▶ **RECORDS SUPPLIED**:
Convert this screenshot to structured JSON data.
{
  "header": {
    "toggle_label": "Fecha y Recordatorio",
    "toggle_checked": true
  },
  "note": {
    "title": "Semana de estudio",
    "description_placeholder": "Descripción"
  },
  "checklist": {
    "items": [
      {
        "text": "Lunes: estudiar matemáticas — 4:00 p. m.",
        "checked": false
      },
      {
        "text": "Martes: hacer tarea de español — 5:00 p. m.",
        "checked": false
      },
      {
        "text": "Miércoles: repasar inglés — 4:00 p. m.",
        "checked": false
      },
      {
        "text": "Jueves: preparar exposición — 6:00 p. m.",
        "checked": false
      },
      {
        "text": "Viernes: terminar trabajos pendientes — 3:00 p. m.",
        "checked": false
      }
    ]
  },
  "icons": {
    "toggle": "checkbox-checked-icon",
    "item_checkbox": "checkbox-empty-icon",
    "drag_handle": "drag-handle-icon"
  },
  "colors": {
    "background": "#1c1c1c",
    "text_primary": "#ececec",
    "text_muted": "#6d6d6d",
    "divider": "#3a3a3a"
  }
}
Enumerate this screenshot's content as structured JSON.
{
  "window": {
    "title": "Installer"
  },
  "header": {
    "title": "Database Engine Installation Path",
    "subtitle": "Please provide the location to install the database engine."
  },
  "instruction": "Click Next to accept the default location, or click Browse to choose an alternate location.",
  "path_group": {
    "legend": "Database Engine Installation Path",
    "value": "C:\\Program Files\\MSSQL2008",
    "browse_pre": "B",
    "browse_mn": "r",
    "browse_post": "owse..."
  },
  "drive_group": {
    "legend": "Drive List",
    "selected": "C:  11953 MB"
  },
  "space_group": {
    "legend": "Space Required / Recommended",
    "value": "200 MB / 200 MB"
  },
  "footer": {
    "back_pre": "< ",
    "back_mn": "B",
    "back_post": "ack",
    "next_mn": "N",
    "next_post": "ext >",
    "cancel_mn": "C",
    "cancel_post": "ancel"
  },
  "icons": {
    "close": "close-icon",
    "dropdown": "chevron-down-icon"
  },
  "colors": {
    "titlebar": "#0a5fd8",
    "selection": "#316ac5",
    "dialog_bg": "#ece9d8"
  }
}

▶ **THE EXERCISE**:
Please repeat all the records above exactly as they appear.

▶ **ANSWER BELOW**:
Convert this screenshot to structured JSON data.
{
  "header": {
    "toggle_label": "Fecha y Recordatorio",
    "toggle_checked": true
  },
  "note": {
    "title": "Semana de estudio",
    "description_placeholder": "Descripción"
  },
  "checklist": {
    "items": [
      {
        "text": "Lunes: estudiar matemáticas — 4:00 p. m.",
        "checked": false
      },
      {
        "text": "Martes: hacer tarea de español — 5:00 p. m.",
        "checked": false
      },
      {
        "text": "Miércoles: repasar inglés — 4:00 p. m.",
        "checked": false
      },
      {
        "text": "Jueves: preparar exposición — 6:00 p. m.",
        "checked": false
      },
      {
        "text": "Viernes: terminar trabajos pendientes — 3:00 p. m.",
        "checked": false
      }
    ]
  },
  "icons": {
    "toggle": "checkbox-checked-icon",
    "item_checkbox": "checkbox-empty-icon",
    "drag_handle": "drag-handle-icon"
  },
  "colors": {
    "background": "#1c1c1c",
    "text_primary": "#ececec",
    "text_muted": "#6d6d6d",
    "divider": "#3a3a3a"
  }
}
Enumerate this screenshot's content as structured JSON.
{
  "window": {
    "title": "Installer"
  },
  "header": {
    "title": "Database Engine Installation Path",
    "subtitle": "Please provide the location to install the database engine."
  },
  "instruction": "Click Next to accept the default location, or click Browse to choose an alternate location.",
  "path_group": {
    "legend": "Database Engine Installation Path",
    "value": "C:\\Program Files\\MSSQL2008",
    "browse_pre": "B",
    "browse_mn": "r",
    "browse_post": "owse..."
  },
  "drive_group": {
    "legend": "Drive List",
    "selected": "C:  11953 MB"
  },
  "space_group": {
    "legend": "Space Required / Recommended",
    "value": "200 MB / 200 MB"
  },
  "footer": {
    "back_pre": "< ",
    "back_mn": "B",
    "back_post": "ack",
    "next_mn": "N",
    "next_post": "ext >",
    "cancel_mn": "C",
    "cancel_post": "ancel"
  },
  "icons": {
    "close": "close-icon",
    "dropdown": "chevron-down-icon"
  },
  "colors": {
    "titlebar": "#0a5fd8",
    "selection": "#316ac5",
    "dialog_bg": "#ece9d8"
  }
}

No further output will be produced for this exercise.